> [What the task requires] Write out each entry again. Keep every word exactly as it is.

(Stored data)
---*---
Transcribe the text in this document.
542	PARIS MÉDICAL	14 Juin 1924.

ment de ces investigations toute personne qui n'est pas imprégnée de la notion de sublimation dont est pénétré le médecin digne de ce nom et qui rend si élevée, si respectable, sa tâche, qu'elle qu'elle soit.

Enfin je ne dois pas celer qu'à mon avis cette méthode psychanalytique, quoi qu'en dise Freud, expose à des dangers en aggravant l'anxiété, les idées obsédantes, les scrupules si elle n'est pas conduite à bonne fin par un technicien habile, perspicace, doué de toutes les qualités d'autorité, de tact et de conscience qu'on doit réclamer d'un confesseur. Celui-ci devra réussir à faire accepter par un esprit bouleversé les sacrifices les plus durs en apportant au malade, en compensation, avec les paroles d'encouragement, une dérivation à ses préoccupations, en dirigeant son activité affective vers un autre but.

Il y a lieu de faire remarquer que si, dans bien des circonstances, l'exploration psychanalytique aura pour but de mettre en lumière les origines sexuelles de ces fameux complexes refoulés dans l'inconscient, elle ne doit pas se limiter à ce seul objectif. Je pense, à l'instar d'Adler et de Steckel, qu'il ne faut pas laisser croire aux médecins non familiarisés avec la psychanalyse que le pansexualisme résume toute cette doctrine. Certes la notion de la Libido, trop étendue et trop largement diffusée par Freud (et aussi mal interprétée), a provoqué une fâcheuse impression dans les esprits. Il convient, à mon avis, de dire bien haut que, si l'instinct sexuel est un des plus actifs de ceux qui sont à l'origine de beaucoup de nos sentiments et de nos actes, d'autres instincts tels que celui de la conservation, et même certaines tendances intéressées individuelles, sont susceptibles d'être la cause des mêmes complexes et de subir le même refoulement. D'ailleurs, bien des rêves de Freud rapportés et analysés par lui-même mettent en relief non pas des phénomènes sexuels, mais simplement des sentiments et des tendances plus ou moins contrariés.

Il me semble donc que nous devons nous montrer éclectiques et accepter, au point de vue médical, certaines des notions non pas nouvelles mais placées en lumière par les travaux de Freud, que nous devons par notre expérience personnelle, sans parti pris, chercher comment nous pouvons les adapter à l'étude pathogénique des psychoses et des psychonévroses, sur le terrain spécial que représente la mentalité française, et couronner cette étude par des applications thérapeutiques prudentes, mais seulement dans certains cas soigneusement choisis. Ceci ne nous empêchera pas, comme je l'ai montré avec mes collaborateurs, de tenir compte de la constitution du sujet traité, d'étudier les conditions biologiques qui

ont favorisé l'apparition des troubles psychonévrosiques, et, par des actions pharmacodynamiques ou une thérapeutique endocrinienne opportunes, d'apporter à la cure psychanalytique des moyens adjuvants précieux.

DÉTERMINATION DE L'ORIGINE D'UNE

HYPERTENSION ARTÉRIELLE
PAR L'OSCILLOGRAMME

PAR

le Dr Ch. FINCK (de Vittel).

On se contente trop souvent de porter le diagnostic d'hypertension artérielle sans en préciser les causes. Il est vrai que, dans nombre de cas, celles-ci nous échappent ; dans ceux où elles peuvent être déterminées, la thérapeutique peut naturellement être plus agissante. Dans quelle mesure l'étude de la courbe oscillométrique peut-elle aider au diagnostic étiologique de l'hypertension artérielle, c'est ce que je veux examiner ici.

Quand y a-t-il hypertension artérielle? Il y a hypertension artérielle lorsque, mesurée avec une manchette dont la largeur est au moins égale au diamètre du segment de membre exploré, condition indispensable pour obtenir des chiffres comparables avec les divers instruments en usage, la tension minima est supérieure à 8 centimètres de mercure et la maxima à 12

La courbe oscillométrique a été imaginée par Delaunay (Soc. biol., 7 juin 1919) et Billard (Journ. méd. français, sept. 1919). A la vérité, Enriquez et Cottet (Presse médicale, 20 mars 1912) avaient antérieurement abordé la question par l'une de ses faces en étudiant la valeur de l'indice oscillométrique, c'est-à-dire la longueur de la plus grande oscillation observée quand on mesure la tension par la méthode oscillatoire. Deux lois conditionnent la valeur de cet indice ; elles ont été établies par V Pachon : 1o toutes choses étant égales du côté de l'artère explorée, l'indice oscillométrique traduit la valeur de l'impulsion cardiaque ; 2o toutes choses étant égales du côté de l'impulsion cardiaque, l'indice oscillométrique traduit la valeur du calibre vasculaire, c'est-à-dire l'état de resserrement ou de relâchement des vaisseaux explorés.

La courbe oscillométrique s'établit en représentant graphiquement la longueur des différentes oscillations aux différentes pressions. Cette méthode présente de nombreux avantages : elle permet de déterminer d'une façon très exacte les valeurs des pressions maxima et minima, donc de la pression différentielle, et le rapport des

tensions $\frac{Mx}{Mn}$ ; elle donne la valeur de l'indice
---*---
> [Reply]
Transcribe the text in this document.
542	PARIS MÉDICAL	14 Juin 1924.

ment de ces investigations toute personne qui n'est pas imprégnée de la notion de sublimation dont est pénétré le médecin digne de ce nom et qui rend si élevée, si respectable, sa tâche, qu'elle qu'elle soit.

Enfin je ne dois pas celer qu'à mon avis cette méthode psychanalytique, quoi qu'en dise Freud, expose à des dangers en aggravant l'anxiété, les idées obsédantes, les scrupules si elle n'est pas conduite à bonne fin par un technicien habile, perspicace, doué de toutes les qualités d'autorité, de tact et de conscience qu'on doit réclamer d'un confesseur. Celui-ci devra réussir à faire accepter par un esprit bouleversé les sacrifices les plus durs en apportant au malade, en compensation, avec les paroles d'encouragement, une dérivation à ses préoccupations, en dirigeant son activité affective vers un autre but.

Il y a lieu de faire remarquer que si, dans bien des circonstances, l'exploration psychanalytique aura pour but de mettre en lumière les origines sexuelles de ces fameux complexes refoulés dans l'inconscient, elle ne doit pas se limiter à ce seul objectif. Je pense, à l'instar d'Adler et de Steckel, qu'il ne faut pas laisser croire aux médecins non familiarisés avec la psychanalyse que le pansexualisme résume toute cette doctrine. Certes la notion de la Libido, trop étendue et trop largement diffusée par Freud (et aussi mal interprétée), a provoqué une fâcheuse impression dans les esprits. Il convient, à mon avis, de dire bien haut que, si l'instinct sexuel est un des plus actifs de ceux qui sont à l'origine de beaucoup de nos sentiments et de nos actes, d'autres instincts tels que celui de la conservation, et même certaines tendances intéressées individuelles, sont susceptibles d'être la cause des mêmes complexes et de subir le même refoulement. D'ailleurs, bien des rêves de Freud rapportés et analysés par lui-même mettent en relief non pas des phénomènes sexuels, mais simplement des sentiments et des tendances plus ou moins contrariés.

Il me semble donc que nous devons nous montrer éclectiques et accepter, au point de vue médical, certaines des notions non pas nouvelles mais placées en lumière par les travaux de Freud, que nous devons par notre expérience personnelle, sans parti pris, chercher comment nous pouvons les adapter à l'étude pathogénique des psychoses et des psychonévroses, sur le terrain spécial que représente la mentalité française, et couronner cette étude par des applications thérapeutiques prudentes, mais seulement dans certains cas soigneusement choisis. Ceci ne nous empêchera pas, comme je l'ai montré avec mes collaborateurs, de tenir compte de la constitution du sujet traité, d'étudier les conditions biologiques qui

ont favorisé l'apparition des troubles psychonévrosiques, et, par des actions pharmacodynamiques ou une thérapeutique endocrinienne opportunes, d'apporter à la cure psychanalytique des moyens adjuvants précieux.

DÉTERMINATION DE L'ORIGINE D'UNE

HYPERTENSION ARTÉRIELLE
PAR L'OSCILLOGRAMME

PAR

le Dr Ch. FINCK (de Vittel).

On se contente trop souvent de porter le diagnostic d'hypertension artérielle sans en préciser les causes. Il est vrai que, dans nombre de cas, celles-ci nous échappent ; dans ceux où elles peuvent être déterminées, la thérapeutique peut naturellement être plus agissante. Dans quelle mesure l'étude de la courbe oscillométrique peut-elle aider au diagnostic étiologique de l'hypertension artérielle, c'est ce que je veux examiner ici.

Quand y a-t-il hypertension artérielle? Il y a hypertension artérielle lorsque, mesurée avec une manchette dont la largeur est au moins égale au diamètre du segment de membre exploré, condition indispensable pour obtenir des chiffres comparables avec les divers instruments en usage, la tension minima est supérieure à 8 centimètres de mercure et la maxima à 12

La courbe oscillométrique a été imaginée par Delaunay (Soc. biol., 7 juin 1919) et Billard (Journ. méd. français, sept. 1919). A la vérité, Enriquez et Cottet (Presse médicale, 20 mars 1912) avaient antérieurement abordé la question par l'une de ses faces en étudiant la valeur de l'indice oscillométrique, c'est-à-dire la longueur de la plus grande oscillation observée quand on mesure la tension par la méthode oscillatoire. Deux lois conditionnent la valeur de cet indice ; elles ont été établies par V Pachon : 1o toutes choses étant égales du côté de l'artère explorée, l'indice oscillométrique traduit la valeur de l'impulsion cardiaque ; 2o toutes choses étant égales du côté de l'impulsion cardiaque, l'indice oscillométrique traduit la valeur du calibre vasculaire, c'est-à-dire l'état de resserrement ou de relâchement des vaisseaux explorés.

La courbe oscillométrique s'établit en représentant graphiquement la longueur des différentes oscillations aux différentes pressions. Cette méthode présente de nombreux avantages : elle permet de déterminer d'une façon très exacte les valeurs des pressions maxima et minima, donc de la pression différentielle, et le rapport des

tensions $\frac{Mx}{Mn}$ ; elle donne la valeur de l'indice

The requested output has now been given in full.